• Do this: Copy out every line of the records where the string "openseesmp" occurs.

(Stored items from a collection)
--- --- ---
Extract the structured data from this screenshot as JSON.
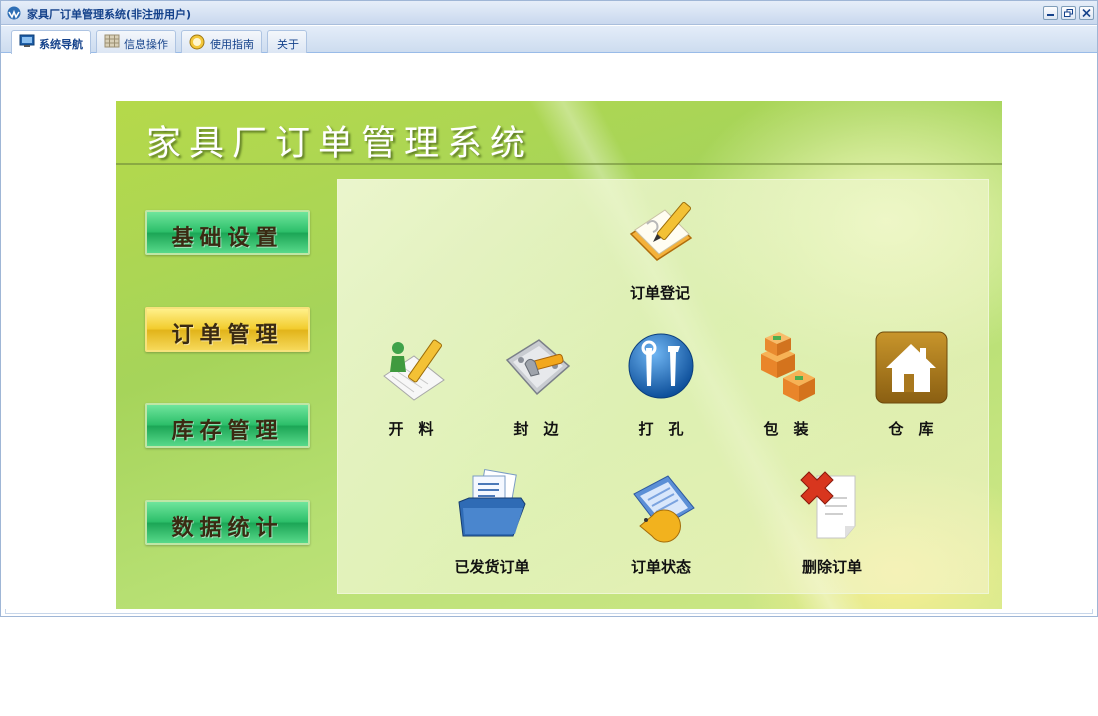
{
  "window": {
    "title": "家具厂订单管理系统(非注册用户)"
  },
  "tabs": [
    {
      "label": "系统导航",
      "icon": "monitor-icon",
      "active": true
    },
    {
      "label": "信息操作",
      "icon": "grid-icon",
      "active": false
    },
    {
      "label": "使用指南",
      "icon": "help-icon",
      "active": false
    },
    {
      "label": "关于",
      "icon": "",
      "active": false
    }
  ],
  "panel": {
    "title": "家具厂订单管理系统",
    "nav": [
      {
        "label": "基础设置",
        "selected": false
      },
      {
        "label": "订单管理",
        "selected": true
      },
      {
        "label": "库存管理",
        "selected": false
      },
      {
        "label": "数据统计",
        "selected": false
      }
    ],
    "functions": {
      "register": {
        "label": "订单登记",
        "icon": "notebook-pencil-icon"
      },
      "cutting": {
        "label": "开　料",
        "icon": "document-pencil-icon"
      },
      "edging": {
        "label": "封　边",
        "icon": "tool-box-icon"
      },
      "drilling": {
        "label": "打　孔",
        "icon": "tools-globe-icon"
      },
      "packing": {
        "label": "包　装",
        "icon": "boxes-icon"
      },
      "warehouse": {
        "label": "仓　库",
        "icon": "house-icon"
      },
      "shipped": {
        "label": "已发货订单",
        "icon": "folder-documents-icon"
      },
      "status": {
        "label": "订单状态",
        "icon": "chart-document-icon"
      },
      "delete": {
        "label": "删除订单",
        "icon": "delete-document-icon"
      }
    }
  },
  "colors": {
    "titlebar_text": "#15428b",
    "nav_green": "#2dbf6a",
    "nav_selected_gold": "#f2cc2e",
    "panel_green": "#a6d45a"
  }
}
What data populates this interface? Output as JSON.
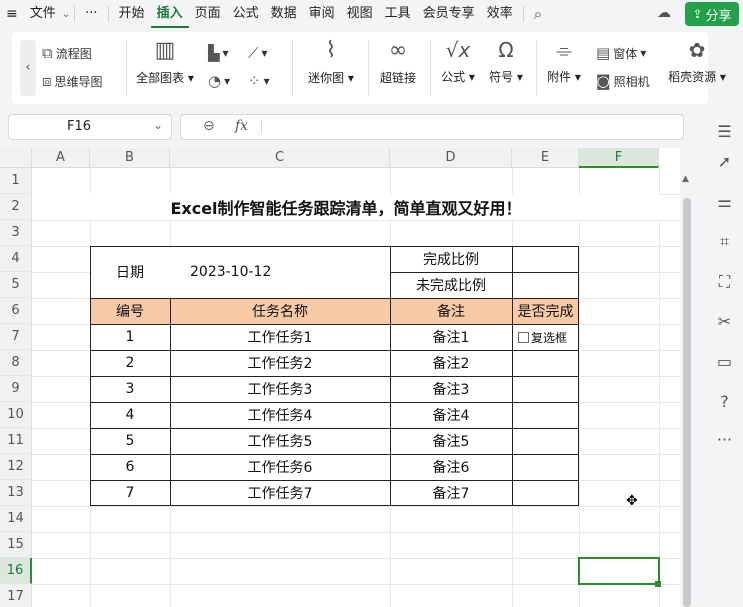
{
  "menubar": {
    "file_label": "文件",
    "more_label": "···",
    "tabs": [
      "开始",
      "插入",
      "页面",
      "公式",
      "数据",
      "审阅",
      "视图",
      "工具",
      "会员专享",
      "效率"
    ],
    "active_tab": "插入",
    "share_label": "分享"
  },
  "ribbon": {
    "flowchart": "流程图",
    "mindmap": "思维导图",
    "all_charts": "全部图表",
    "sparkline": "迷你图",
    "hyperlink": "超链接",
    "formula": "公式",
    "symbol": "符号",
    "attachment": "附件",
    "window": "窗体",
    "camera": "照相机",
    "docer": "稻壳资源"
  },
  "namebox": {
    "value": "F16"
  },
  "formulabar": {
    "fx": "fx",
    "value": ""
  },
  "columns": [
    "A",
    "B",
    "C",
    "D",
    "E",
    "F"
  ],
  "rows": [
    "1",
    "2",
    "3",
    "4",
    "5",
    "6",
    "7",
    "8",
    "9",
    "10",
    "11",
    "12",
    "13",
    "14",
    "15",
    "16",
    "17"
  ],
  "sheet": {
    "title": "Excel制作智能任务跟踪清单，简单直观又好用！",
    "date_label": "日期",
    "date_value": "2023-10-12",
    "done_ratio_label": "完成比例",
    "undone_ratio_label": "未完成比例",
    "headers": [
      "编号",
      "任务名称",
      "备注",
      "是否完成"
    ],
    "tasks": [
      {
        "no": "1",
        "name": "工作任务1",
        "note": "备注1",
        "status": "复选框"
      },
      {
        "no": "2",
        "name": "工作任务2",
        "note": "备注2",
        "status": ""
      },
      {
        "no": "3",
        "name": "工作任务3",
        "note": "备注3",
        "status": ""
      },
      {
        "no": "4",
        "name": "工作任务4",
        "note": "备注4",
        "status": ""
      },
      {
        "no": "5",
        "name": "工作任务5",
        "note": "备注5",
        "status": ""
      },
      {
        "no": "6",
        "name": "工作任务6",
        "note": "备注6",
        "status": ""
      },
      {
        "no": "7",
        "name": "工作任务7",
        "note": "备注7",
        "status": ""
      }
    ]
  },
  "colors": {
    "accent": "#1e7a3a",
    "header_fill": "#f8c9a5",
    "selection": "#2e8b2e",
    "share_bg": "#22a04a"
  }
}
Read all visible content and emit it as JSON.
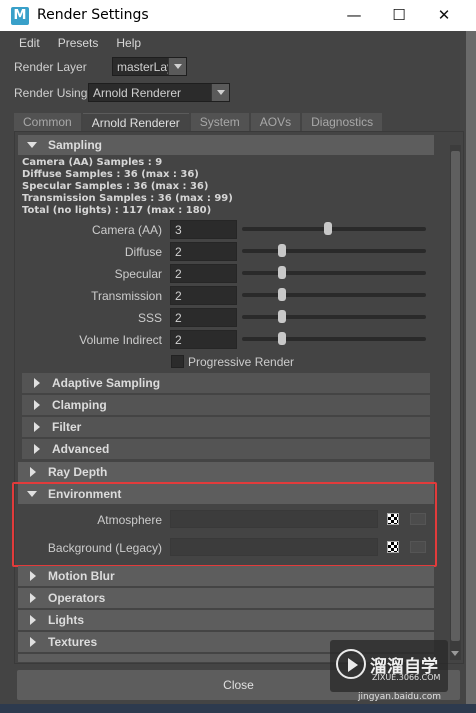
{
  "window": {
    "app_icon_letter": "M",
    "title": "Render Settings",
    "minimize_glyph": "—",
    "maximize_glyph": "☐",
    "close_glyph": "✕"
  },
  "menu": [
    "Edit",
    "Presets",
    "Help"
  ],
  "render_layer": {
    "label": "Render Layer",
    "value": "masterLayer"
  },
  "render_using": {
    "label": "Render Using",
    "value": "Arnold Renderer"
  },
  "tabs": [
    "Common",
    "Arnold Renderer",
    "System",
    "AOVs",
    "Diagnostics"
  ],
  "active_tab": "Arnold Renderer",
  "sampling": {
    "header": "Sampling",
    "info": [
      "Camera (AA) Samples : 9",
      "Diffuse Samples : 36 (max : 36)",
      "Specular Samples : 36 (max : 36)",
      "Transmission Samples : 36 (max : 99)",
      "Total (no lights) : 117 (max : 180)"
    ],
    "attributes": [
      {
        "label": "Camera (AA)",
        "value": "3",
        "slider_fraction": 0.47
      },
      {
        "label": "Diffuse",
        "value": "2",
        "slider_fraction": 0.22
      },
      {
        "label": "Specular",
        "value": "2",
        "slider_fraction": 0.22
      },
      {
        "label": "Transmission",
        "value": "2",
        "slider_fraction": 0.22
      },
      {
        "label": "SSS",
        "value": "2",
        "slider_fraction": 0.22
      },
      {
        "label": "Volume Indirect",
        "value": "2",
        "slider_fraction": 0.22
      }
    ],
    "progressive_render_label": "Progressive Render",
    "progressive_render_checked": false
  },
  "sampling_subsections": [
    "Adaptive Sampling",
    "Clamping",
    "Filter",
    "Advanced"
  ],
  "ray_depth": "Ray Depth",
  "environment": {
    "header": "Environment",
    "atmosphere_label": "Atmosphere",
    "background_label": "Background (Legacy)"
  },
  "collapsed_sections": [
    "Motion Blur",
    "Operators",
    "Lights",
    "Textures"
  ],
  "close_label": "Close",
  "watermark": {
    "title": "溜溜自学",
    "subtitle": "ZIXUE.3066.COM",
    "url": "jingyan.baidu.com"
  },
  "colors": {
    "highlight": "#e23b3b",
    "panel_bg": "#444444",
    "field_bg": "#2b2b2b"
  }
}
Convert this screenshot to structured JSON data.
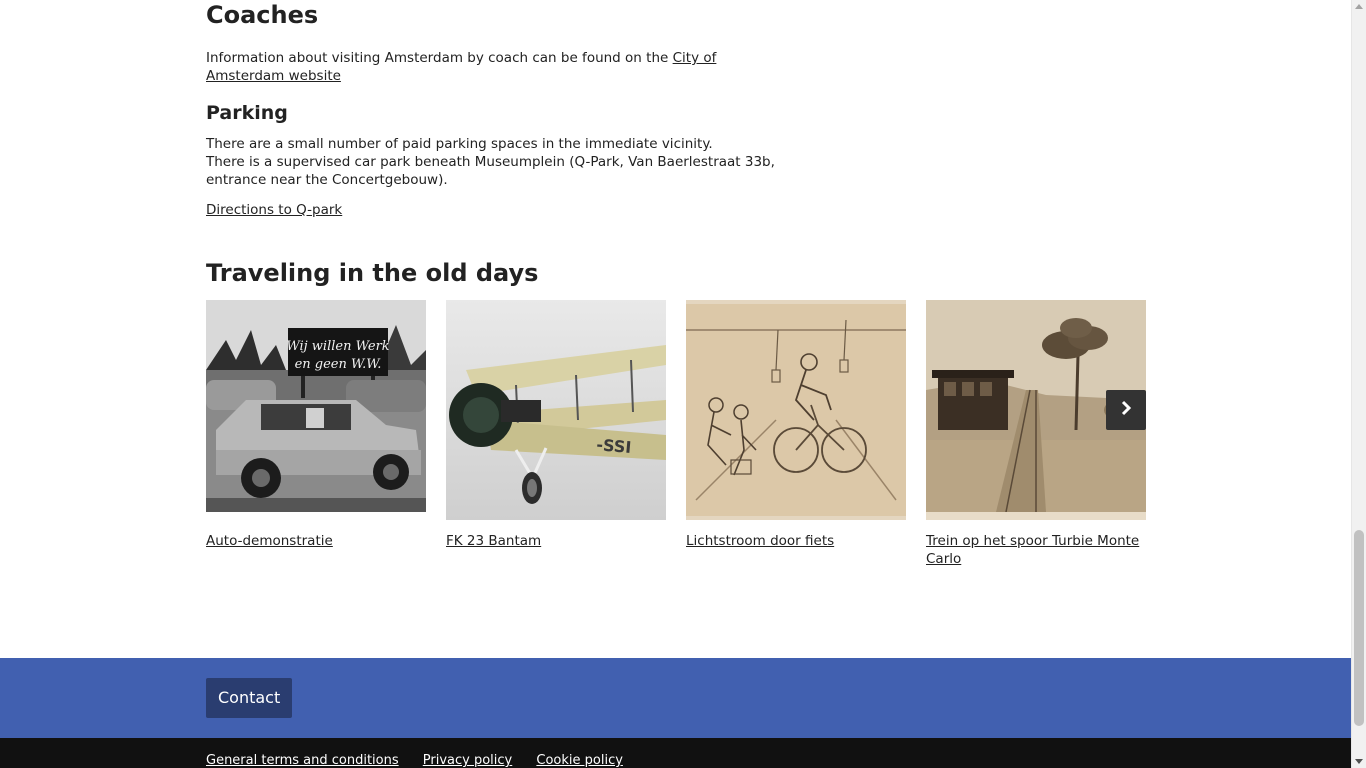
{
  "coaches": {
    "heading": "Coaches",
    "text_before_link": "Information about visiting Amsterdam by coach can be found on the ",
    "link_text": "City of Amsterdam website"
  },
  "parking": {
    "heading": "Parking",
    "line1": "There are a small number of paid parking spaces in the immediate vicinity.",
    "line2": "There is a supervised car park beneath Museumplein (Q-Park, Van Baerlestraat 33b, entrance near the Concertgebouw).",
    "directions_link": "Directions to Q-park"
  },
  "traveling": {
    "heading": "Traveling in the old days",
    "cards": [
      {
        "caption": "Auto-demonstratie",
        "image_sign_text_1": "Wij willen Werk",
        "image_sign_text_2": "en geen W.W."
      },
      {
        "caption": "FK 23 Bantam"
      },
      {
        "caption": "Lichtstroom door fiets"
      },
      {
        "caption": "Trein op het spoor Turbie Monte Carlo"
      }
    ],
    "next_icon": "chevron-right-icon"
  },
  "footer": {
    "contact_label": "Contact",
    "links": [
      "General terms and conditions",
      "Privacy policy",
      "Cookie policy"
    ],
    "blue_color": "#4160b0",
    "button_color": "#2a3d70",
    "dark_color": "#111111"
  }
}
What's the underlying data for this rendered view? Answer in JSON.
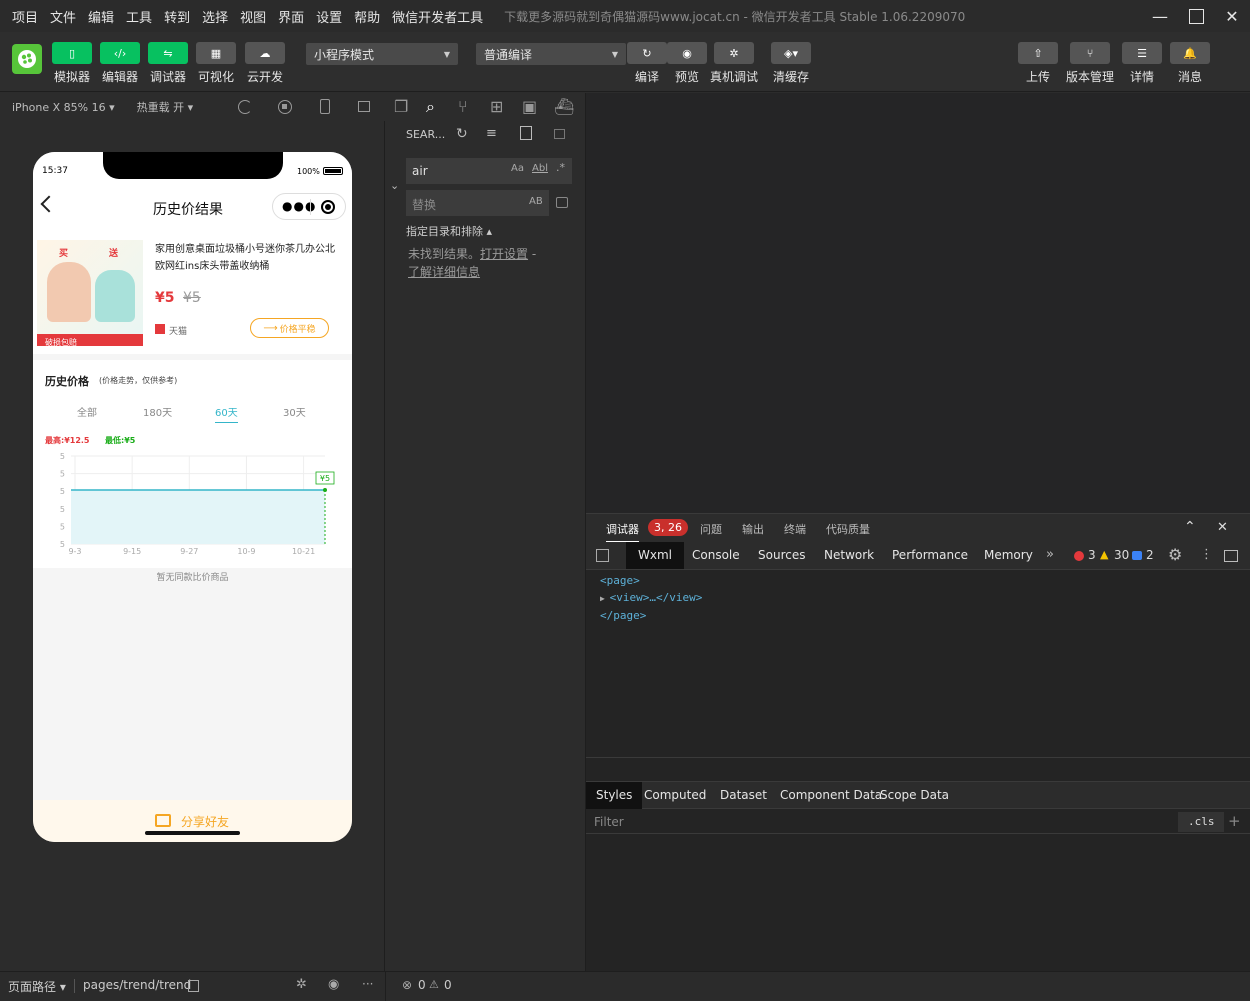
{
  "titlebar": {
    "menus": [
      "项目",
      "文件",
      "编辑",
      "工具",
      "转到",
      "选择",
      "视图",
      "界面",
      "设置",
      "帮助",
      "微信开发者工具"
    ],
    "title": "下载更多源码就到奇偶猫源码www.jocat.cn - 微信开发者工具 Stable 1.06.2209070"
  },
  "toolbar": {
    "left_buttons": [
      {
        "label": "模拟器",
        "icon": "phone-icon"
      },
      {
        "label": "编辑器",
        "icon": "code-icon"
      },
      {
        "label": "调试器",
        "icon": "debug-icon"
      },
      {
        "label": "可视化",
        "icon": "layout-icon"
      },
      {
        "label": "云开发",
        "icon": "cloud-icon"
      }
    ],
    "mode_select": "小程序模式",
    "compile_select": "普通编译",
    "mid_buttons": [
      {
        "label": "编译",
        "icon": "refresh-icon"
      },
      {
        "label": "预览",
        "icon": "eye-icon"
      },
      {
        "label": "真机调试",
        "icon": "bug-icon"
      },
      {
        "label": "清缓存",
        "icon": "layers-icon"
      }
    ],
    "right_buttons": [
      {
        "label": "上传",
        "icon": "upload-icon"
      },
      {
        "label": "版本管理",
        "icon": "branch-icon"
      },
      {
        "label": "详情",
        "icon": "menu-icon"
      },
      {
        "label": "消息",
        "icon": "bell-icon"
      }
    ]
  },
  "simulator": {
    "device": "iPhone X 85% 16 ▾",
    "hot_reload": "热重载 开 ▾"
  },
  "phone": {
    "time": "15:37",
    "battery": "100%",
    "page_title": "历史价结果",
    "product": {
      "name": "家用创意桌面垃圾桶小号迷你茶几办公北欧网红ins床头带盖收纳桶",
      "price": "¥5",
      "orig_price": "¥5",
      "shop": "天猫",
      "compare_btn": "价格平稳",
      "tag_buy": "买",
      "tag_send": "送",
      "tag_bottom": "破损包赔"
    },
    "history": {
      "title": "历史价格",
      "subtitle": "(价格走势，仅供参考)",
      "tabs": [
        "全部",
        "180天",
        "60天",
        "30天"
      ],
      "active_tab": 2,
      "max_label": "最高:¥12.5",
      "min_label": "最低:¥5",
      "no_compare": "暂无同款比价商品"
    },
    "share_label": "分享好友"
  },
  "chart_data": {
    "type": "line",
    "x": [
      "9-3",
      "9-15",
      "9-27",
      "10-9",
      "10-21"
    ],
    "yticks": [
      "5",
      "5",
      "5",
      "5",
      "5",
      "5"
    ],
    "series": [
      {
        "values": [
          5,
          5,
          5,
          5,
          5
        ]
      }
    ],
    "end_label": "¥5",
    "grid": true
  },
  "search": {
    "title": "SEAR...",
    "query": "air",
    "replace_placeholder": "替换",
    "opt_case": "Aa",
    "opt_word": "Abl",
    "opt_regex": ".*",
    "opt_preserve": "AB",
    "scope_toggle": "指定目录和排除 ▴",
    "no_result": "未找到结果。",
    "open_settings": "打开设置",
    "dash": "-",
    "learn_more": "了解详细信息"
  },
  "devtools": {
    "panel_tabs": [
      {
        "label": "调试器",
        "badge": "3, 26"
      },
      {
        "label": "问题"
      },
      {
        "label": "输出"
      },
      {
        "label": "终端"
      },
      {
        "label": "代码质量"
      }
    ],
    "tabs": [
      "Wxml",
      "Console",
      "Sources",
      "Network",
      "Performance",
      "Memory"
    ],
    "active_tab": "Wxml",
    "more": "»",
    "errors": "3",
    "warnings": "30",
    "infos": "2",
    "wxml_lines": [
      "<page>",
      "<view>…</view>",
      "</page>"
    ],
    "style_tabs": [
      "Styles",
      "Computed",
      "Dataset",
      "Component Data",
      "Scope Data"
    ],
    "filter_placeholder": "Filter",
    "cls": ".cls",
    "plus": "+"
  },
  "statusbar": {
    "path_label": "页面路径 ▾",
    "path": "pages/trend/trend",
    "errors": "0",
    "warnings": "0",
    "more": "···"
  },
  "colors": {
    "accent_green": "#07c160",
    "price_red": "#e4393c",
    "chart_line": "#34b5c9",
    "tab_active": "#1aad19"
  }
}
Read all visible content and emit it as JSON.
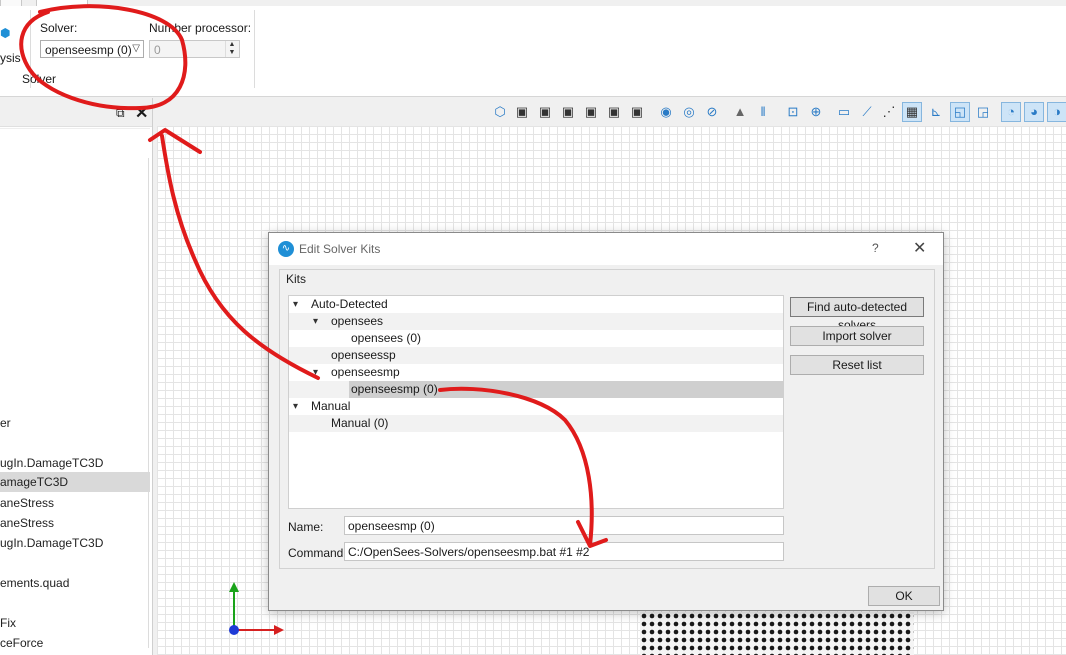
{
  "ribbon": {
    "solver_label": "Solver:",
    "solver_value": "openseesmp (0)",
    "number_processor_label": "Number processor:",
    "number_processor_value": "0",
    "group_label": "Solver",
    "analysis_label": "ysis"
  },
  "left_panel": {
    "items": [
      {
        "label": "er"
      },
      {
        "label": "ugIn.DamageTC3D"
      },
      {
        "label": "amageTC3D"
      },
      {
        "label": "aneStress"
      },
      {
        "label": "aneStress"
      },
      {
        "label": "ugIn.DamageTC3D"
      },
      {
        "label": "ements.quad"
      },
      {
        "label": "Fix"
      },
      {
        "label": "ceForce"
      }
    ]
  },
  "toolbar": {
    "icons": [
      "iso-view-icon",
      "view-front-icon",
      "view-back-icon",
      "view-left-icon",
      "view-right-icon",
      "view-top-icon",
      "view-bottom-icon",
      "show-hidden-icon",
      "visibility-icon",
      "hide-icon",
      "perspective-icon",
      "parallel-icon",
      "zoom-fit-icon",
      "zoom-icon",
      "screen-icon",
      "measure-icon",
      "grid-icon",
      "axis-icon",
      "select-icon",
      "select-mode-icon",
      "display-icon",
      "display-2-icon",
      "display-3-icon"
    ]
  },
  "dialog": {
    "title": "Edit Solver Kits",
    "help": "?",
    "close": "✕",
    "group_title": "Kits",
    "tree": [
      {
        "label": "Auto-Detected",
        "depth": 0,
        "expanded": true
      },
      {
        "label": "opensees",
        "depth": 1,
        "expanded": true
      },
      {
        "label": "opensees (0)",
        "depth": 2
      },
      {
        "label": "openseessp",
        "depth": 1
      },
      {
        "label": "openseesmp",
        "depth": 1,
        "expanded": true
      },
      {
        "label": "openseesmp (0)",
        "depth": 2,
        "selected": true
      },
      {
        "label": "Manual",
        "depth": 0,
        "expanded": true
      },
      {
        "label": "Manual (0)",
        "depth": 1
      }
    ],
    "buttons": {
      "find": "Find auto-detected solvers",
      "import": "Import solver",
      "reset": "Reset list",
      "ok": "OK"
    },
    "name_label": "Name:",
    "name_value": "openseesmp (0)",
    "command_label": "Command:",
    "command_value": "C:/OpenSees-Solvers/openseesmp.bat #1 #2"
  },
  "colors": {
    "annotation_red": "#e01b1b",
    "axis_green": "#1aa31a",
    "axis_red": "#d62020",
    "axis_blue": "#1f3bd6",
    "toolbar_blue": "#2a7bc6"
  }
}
--- --- ---
• Expected output:
    "solver_value": "openseesmp (0)",
        "label": "openseesmp",
        "label": "openseesmp (0)",
    "name_value": "openseesmp (0)",
    "command_value": "C:/OpenSees-Solvers/openseesmp.bat #1 #2"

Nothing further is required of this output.